THE EXERCISE:
Go through the material below and copy each line where the word "text" appears.
— Start of DATASET RECORDS —
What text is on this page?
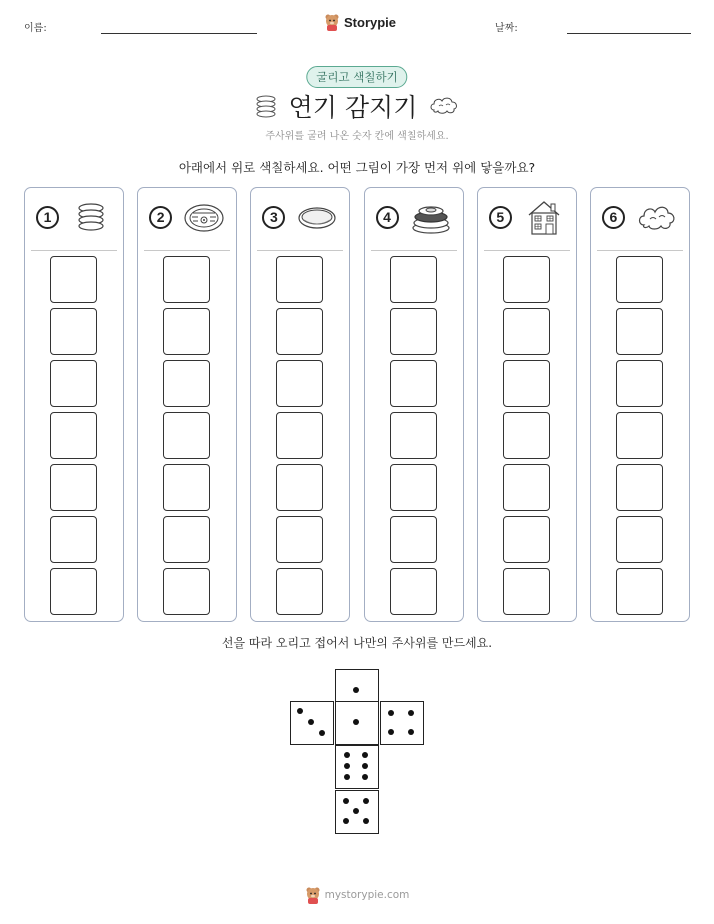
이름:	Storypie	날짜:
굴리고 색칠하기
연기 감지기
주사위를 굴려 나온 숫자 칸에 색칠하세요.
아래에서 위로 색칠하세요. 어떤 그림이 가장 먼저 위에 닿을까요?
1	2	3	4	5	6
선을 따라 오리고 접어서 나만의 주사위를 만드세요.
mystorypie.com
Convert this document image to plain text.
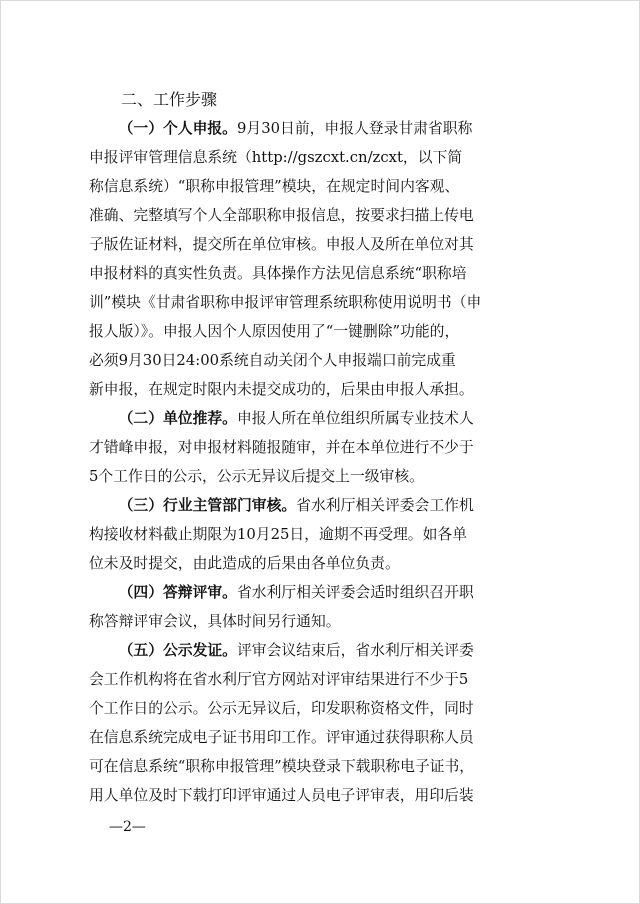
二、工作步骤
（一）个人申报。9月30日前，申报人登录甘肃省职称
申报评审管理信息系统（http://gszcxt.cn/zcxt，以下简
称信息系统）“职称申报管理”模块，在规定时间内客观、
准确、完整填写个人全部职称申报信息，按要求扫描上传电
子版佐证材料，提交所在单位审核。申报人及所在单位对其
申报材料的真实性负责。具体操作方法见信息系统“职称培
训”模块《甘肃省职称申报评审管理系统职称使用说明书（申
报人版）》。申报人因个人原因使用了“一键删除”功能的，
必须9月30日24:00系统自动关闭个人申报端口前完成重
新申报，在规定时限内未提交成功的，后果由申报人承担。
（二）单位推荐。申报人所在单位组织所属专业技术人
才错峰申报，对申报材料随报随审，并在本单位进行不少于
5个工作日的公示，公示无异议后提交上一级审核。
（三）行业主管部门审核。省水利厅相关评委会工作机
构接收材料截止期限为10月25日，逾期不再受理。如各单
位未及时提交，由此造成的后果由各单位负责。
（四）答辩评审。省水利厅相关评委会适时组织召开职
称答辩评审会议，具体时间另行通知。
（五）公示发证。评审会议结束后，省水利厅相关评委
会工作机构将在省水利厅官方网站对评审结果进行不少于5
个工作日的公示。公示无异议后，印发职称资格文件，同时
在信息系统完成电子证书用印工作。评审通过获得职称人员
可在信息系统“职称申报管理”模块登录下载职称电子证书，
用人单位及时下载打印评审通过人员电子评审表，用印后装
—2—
— End of DATASET RECORDS —
WORKED SOLUTION:
What text is on this page?
Convert this document image to plain text.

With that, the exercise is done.